## SET EXERCISE
Quote the whole listing verbatim.

## MATERIAL FOR THIS EXERCISE
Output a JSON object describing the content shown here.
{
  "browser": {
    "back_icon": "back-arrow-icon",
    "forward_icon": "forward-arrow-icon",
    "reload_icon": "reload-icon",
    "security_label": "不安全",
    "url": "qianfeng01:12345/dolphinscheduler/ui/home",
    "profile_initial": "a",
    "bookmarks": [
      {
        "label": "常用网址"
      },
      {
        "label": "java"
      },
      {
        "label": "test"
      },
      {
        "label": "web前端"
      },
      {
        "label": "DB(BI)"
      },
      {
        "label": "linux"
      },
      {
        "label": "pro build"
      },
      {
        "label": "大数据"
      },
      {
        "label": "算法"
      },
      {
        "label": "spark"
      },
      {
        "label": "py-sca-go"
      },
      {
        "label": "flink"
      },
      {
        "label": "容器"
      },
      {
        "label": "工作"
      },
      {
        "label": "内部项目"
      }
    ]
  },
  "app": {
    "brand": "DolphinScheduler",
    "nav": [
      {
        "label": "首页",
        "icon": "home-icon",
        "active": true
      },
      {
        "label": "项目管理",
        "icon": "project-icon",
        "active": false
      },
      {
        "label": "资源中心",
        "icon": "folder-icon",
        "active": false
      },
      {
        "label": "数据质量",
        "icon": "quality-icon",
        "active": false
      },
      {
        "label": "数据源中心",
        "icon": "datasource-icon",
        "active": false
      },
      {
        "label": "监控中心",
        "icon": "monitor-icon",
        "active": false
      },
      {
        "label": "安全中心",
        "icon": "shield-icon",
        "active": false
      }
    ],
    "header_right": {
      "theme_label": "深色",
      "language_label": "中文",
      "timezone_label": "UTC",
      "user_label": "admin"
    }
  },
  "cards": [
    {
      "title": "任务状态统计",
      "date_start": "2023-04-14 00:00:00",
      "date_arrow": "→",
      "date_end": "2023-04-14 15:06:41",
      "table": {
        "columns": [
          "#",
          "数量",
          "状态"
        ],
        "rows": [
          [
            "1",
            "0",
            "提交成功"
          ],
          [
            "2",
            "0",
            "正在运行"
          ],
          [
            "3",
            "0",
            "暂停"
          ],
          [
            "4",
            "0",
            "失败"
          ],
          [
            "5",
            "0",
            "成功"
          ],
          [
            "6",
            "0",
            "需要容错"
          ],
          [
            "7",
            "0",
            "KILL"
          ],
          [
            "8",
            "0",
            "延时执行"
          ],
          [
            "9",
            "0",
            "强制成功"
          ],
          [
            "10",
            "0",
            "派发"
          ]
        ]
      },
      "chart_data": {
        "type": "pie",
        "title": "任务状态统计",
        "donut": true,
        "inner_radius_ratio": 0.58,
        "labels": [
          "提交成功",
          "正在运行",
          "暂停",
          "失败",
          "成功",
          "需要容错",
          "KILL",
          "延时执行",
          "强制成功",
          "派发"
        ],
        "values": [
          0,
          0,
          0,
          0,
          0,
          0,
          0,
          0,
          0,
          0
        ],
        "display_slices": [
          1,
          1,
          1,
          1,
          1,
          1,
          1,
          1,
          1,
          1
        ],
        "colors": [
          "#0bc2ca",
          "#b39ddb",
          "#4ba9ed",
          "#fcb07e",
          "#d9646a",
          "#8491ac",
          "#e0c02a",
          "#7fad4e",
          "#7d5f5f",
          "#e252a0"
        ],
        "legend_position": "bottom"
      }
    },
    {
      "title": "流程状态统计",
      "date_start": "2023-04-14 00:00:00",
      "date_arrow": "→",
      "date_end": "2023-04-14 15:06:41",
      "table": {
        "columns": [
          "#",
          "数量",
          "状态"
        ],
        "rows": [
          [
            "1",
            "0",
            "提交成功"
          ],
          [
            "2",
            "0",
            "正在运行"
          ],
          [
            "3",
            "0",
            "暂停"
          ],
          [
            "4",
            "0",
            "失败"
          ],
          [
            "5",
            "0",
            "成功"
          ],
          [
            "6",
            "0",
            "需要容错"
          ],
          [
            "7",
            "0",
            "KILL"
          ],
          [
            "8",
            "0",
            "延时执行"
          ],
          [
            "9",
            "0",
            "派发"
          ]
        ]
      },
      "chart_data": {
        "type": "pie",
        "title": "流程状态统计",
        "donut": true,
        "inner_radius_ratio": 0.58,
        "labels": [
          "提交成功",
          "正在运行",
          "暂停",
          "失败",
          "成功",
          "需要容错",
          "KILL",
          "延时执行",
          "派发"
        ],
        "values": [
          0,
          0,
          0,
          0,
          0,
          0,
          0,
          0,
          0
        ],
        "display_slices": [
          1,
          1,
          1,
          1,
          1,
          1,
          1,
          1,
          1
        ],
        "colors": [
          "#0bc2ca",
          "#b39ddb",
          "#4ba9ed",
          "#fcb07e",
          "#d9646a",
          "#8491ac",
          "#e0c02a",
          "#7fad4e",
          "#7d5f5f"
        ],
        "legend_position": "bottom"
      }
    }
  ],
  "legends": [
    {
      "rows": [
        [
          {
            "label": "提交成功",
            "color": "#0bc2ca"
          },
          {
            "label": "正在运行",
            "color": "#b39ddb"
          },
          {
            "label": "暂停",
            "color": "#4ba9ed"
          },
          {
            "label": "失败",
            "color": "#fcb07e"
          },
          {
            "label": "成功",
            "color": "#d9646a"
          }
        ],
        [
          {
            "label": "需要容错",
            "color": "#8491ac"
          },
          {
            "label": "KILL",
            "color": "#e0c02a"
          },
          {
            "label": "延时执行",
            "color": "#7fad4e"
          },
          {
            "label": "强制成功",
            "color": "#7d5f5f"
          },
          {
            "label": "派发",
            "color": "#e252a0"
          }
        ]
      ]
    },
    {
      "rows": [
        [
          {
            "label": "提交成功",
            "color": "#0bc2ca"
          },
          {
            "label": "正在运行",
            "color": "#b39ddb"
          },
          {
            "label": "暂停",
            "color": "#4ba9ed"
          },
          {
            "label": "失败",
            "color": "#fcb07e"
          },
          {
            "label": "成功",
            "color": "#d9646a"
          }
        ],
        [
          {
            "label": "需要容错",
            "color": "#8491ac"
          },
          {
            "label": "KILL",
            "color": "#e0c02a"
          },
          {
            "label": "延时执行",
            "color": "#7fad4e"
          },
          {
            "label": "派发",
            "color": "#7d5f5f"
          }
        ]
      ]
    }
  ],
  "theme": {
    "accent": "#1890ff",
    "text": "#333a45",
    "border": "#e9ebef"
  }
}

## EXERCISE OUTPUT
Output a JSON object describing the content shown here.
{
  "browser": {
    "back_icon": "back-arrow-icon",
    "forward_icon": "forward-arrow-icon",
    "reload_icon": "reload-icon",
    "security_label": "不安全",
    "url": "qianfeng01:12345/dolphinscheduler/ui/home",
    "profile_initial": "a",
    "bookmarks": [
      {
        "label": "常用网址"
      },
      {
        "label": "java"
      },
      {
        "label": "test"
      },
      {
        "label": "web前端"
      },
      {
        "label": "DB(BI)"
      },
      {
        "label": "linux"
      },
      {
        "label": "pro build"
      },
      {
        "label": "大数据"
      },
      {
        "label": "算法"
      },
      {
        "label": "spark"
      },
      {
        "label": "py-sca-go"
      },
      {
        "label": "flink"
      },
      {
        "label": "容器"
      },
      {
        "label": "工作"
      },
      {
        "label": "内部项目"
      }
    ]
  },
  "app": {
    "brand": "DolphinScheduler",
    "nav": [
      {
        "label": "首页",
        "icon": "home-icon",
        "active": true
      },
      {
        "label": "项目管理",
        "icon": "project-icon",
        "active": false
      },
      {
        "label": "资源中心",
        "icon": "folder-icon",
        "active": false
      },
      {
        "label": "数据质量",
        "icon": "quality-icon",
        "active": false
      },
      {
        "label": "数据源中心",
        "icon": "datasource-icon",
        "active": false
      },
      {
        "label": "监控中心",
        "icon": "monitor-icon",
        "active": false
      },
      {
        "label": "安全中心",
        "icon": "shield-icon",
        "active": false
      }
    ],
    "header_right": {
      "theme_label": "深色",
      "language_label": "中文",
      "timezone_label": "UTC",
      "user_label": "admin"
    }
  },
  "cards": [
    {
      "title": "任务状态统计",
      "date_start": "2023-04-14 00:00:00",
      "date_arrow": "→",
      "date_end": "2023-04-14 15:06:41",
      "table": {
        "columns": [
          "#",
          "数量",
          "状态"
        ],
        "rows": [
          [
            "1",
            "0",
            "提交成功"
          ],
          [
            "2",
            "0",
            "正在运行"
          ],
          [
            "3",
            "0",
            "暂停"
          ],
          [
            "4",
            "0",
            "失败"
          ],
          [
            "5",
            "0",
            "成功"
          ],
          [
            "6",
            "0",
            "需要容错"
          ],
          [
            "7",
            "0",
            "KILL"
          ],
          [
            "8",
            "0",
            "延时执行"
          ],
          [
            "9",
            "0",
            "强制成功"
          ],
          [
            "10",
            "0",
            "派发"
          ]
        ]
      },
      "chart_data": {
        "type": "pie",
        "title": "任务状态统计",
        "donut": true,
        "inner_radius_ratio": 0.58,
        "labels": [
          "提交成功",
          "正在运行",
          "暂停",
          "失败",
          "成功",
          "需要容错",
          "KILL",
          "延时执行",
          "强制成功",
          "派发"
        ],
        "values": [
          0,
          0,
          0,
          0,
          0,
          0,
          0,
          0,
          0,
          0
        ],
        "display_slices": [
          1,
          1,
          1,
          1,
          1,
          1,
          1,
          1,
          1,
          1
        ],
        "colors": [
          "#0bc2ca",
          "#b39ddb",
          "#4ba9ed",
          "#fcb07e",
          "#d9646a",
          "#8491ac",
          "#e0c02a",
          "#7fad4e",
          "#7d5f5f",
          "#e252a0"
        ],
        "legend_position": "bottom"
      }
    },
    {
      "title": "流程状态统计",
      "date_start": "2023-04-14 00:00:00",
      "date_arrow": "→",
      "date_end": "2023-04-14 15:06:41",
      "table": {
        "columns": [
          "#",
          "数量",
          "状态"
        ],
        "rows": [
          [
            "1",
            "0",
            "提交成功"
          ],
          [
            "2",
            "0",
            "正在运行"
          ],
          [
            "3",
            "0",
            "暂停"
          ],
          [
            "4",
            "0",
            "失败"
          ],
          [
            "5",
            "0",
            "成功"
          ],
          [
            "6",
            "0",
            "需要容错"
          ],
          [
            "7",
            "0",
            "KILL"
          ],
          [
            "8",
            "0",
            "延时执行"
          ],
          [
            "9",
            "0",
            "派发"
          ]
        ]
      },
      "chart_data": {
        "type": "pie",
        "title": "流程状态统计",
        "donut": true,
        "inner_radius_ratio": 0.58,
        "labels": [
          "提交成功",
          "正在运行",
          "暂停",
          "失败",
          "成功",
          "需要容错",
          "KILL",
          "延时执行",
          "派发"
        ],
        "values": [
          0,
          0,
          0,
          0,
          0,
          0,
          0,
          0,
          0
        ],
        "display_slices": [
          1,
          1,
          1,
          1,
          1,
          1,
          1,
          1,
          1
        ],
        "colors": [
          "#0bc2ca",
          "#b39ddb",
          "#4ba9ed",
          "#fcb07e",
          "#d9646a",
          "#8491ac",
          "#e0c02a",
          "#7fad4e",
          "#7d5f5f"
        ],
        "legend_position": "bottom"
      }
    }
  ],
  "legends": [
    {
      "rows": [
        [
          {
            "label": "提交成功",
            "color": "#0bc2ca"
          },
          {
            "label": "正在运行",
            "color": "#b39ddb"
          },
          {
            "label": "暂停",
            "color": "#4ba9ed"
          },
          {
            "label": "失败",
            "color": "#fcb07e"
          },
          {
            "label": "成功",
            "color": "#d9646a"
          }
        ],
        [
          {
            "label": "需要容错",
            "color": "#8491ac"
          },
          {
            "label": "KILL",
            "color": "#e0c02a"
          },
          {
            "label": "延时执行",
            "color": "#7fad4e"
          },
          {
            "label": "强制成功",
            "color": "#7d5f5f"
          },
          {
            "label": "派发",
            "color": "#e252a0"
          }
        ]
      ]
    },
    {
      "rows": [
        [
          {
            "label": "提交成功",
            "color": "#0bc2ca"
          },
          {
            "label": "正在运行",
            "color": "#b39ddb"
          },
          {
            "label": "暂停",
            "color": "#4ba9ed"
          },
          {
            "label": "失败",
            "color": "#fcb07e"
          },
          {
            "label": "成功",
            "color": "#d9646a"
          }
        ],
        [
          {
            "label": "需要容错",
            "color": "#8491ac"
          },
          {
            "label": "KILL",
            "color": "#e0c02a"
          },
          {
            "label": "延时执行",
            "color": "#7fad4e"
          },
          {
            "label": "派发",
            "color": "#7d5f5f"
          }
        ]
      ]
    }
  ],
  "theme": {
    "accent": "#1890ff",
    "text": "#333a45",
    "border": "#e9ebef"
  }
}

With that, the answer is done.